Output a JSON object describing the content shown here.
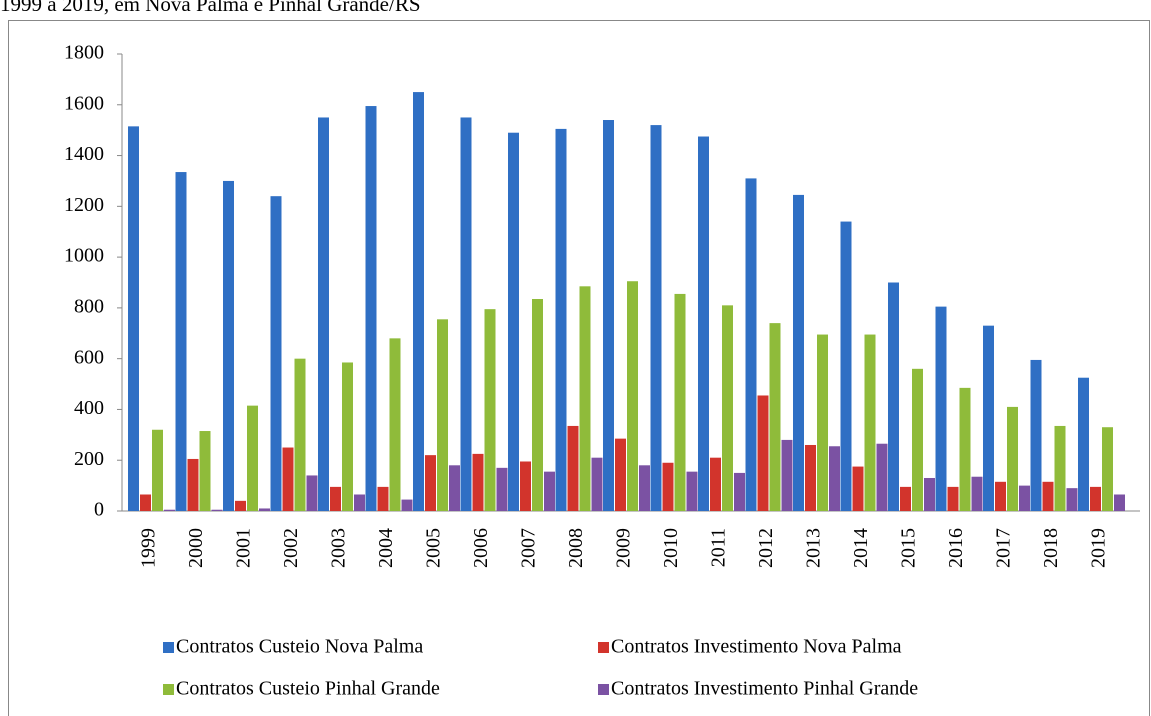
{
  "chart_data": {
    "type": "bar",
    "title": "1999 a 2019, em Nova Palma e Pinhal Grande/RS",
    "categories": [
      "1999",
      "2000",
      "2001",
      "2002",
      "2003",
      "2004",
      "2005",
      "2006",
      "2007",
      "2008",
      "2009",
      "2010",
      "2011",
      "2012",
      "2013",
      "2014",
      "2015",
      "2016",
      "2017",
      "2018",
      "2019"
    ],
    "series": [
      {
        "name": "Contratos Custeio Nova Palma",
        "color": "#2f6fc4",
        "values": [
          1515,
          1335,
          1300,
          1240,
          1550,
          1595,
          1650,
          1550,
          1490,
          1505,
          1540,
          1520,
          1475,
          1310,
          1245,
          1140,
          900,
          805,
          730,
          595,
          525
        ]
      },
      {
        "name": "Contratos Investimento Nova Palma",
        "color": "#d2342c",
        "values": [
          65,
          205,
          40,
          250,
          95,
          95,
          220,
          225,
          195,
          335,
          285,
          190,
          210,
          455,
          260,
          175,
          95,
          95,
          115,
          115,
          95
        ]
      },
      {
        "name": "Contratos Custeio Pinhal Grande",
        "color": "#8fbb3a",
        "values": [
          320,
          315,
          415,
          600,
          585,
          680,
          755,
          795,
          835,
          885,
          905,
          855,
          810,
          740,
          695,
          695,
          560,
          485,
          410,
          335,
          330
        ]
      },
      {
        "name": "Contratos Investimento Pinhal Grande",
        "color": "#7b52a3",
        "values": [
          5,
          5,
          10,
          140,
          65,
          45,
          180,
          170,
          155,
          210,
          180,
          155,
          150,
          280,
          255,
          265,
          130,
          135,
          100,
          90,
          65
        ]
      }
    ],
    "ylim": [
      0,
      1800
    ],
    "yticks": [
      0,
      200,
      400,
      600,
      800,
      1000,
      1200,
      1400,
      1600,
      1800
    ],
    "legend": "bottom"
  }
}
============================================================
▶ Task directions: Output every entry word for word, but omit the pictures.

▶ Reply:
Output a JSON object describing the content shown here.
{
  "chart_data": {
    "type": "bar",
    "title": "1999 a 2019, em Nova Palma e Pinhal Grande/RS",
    "categories": [
      "1999",
      "2000",
      "2001",
      "2002",
      "2003",
      "2004",
      "2005",
      "2006",
      "2007",
      "2008",
      "2009",
      "2010",
      "2011",
      "2012",
      "2013",
      "2014",
      "2015",
      "2016",
      "2017",
      "2018",
      "2019"
    ],
    "series": [
      {
        "name": "Contratos Custeio Nova Palma",
        "color": "#2f6fc4",
        "values": [
          1515,
          1335,
          1300,
          1240,
          1550,
          1595,
          1650,
          1550,
          1490,
          1505,
          1540,
          1520,
          1475,
          1310,
          1245,
          1140,
          900,
          805,
          730,
          595,
          525
        ]
      },
      {
        "name": "Contratos Investimento Nova Palma",
        "color": "#d2342c",
        "values": [
          65,
          205,
          40,
          250,
          95,
          95,
          220,
          225,
          195,
          335,
          285,
          190,
          210,
          455,
          260,
          175,
          95,
          95,
          115,
          115,
          95
        ]
      },
      {
        "name": "Contratos Custeio Pinhal Grande",
        "color": "#8fbb3a",
        "values": [
          320,
          315,
          415,
          600,
          585,
          680,
          755,
          795,
          835,
          885,
          905,
          855,
          810,
          740,
          695,
          695,
          560,
          485,
          410,
          335,
          330
        ]
      },
      {
        "name": "Contratos Investimento Pinhal Grande",
        "color": "#7b52a3",
        "values": [
          5,
          5,
          10,
          140,
          65,
          45,
          180,
          170,
          155,
          210,
          180,
          155,
          150,
          280,
          255,
          265,
          130,
          135,
          100,
          90,
          65
        ]
      }
    ],
    "ylim": [
      0,
      1800
    ],
    "yticks": [
      0,
      200,
      400,
      600,
      800,
      1000,
      1200,
      1400,
      1600,
      1800
    ],
    "legend": "bottom"
  }
}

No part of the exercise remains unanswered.